● **Records for processing**
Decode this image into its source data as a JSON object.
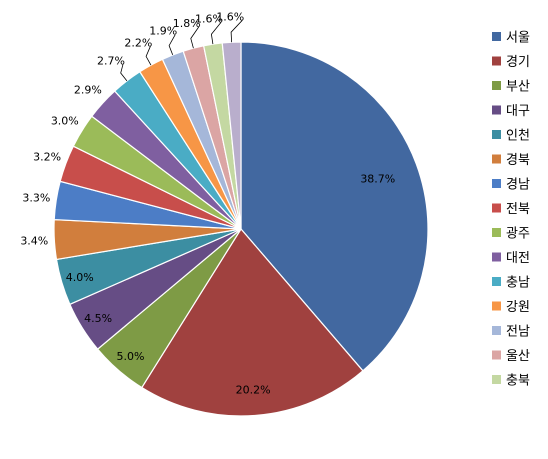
{
  "chart_data": {
    "type": "pie",
    "title": "",
    "legend_position": "right",
    "slices": [
      {
        "name": "서울",
        "value": 38.7,
        "label": "38.7%",
        "color": "#4268A0"
      },
      {
        "name": "경기",
        "value": 20.2,
        "label": "20.2%",
        "color": "#A0413F"
      },
      {
        "name": "부산",
        "value": 5.0,
        "label": "5.0%",
        "color": "#7E9B45"
      },
      {
        "name": "대구",
        "value": 4.5,
        "label": "4.5%",
        "color": "#664D85"
      },
      {
        "name": "인천",
        "value": 4.0,
        "label": "4.0%",
        "color": "#3C8EA2"
      },
      {
        "name": "경북",
        "value": 3.4,
        "label": "3.4%",
        "color": "#D17E3D"
      },
      {
        "name": "경남",
        "value": 3.3,
        "label": "3.3%",
        "color": "#4C7DC6"
      },
      {
        "name": "전북",
        "value": 3.2,
        "label": "3.2%",
        "color": "#C84E4B"
      },
      {
        "name": "광주",
        "value": 3.0,
        "label": "3.0%",
        "color": "#9BBB59"
      },
      {
        "name": "대전",
        "value": 2.9,
        "label": "2.9%",
        "color": "#7F5FA0"
      },
      {
        "name": "충남",
        "value": 2.7,
        "label": "2.7%",
        "color": "#4AACC5"
      },
      {
        "name": "강원",
        "value": 2.2,
        "label": "2.2%",
        "color": "#F79646"
      },
      {
        "name": "전남",
        "value": 1.9,
        "label": "1.9%",
        "color": "#A5B7D9"
      },
      {
        "name": "울산",
        "value": 1.8,
        "label": "1.8%",
        "color": "#DBA5A4"
      },
      {
        "name": "충북",
        "value": 1.6,
        "label": "1.6%",
        "color": "#C4D8A2"
      },
      {
        "name": "",
        "value": 1.6,
        "label": "1.6%",
        "color": "#B9AECC"
      }
    ]
  }
}
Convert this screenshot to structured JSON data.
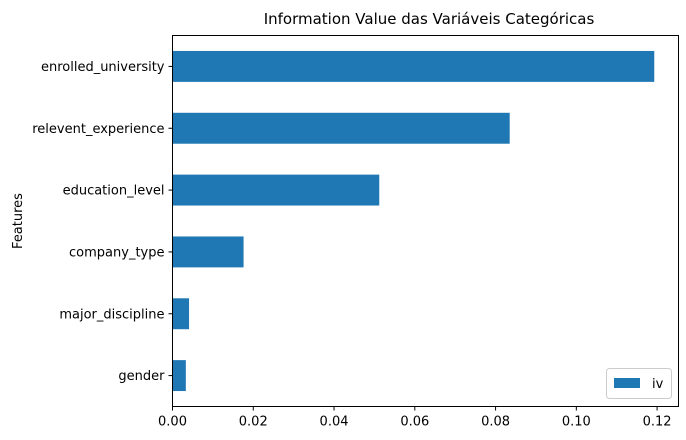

● **Stated exercise**
Find the lines of the material that hold the word "this" and report their count alone.

● **Output of the exercise**
2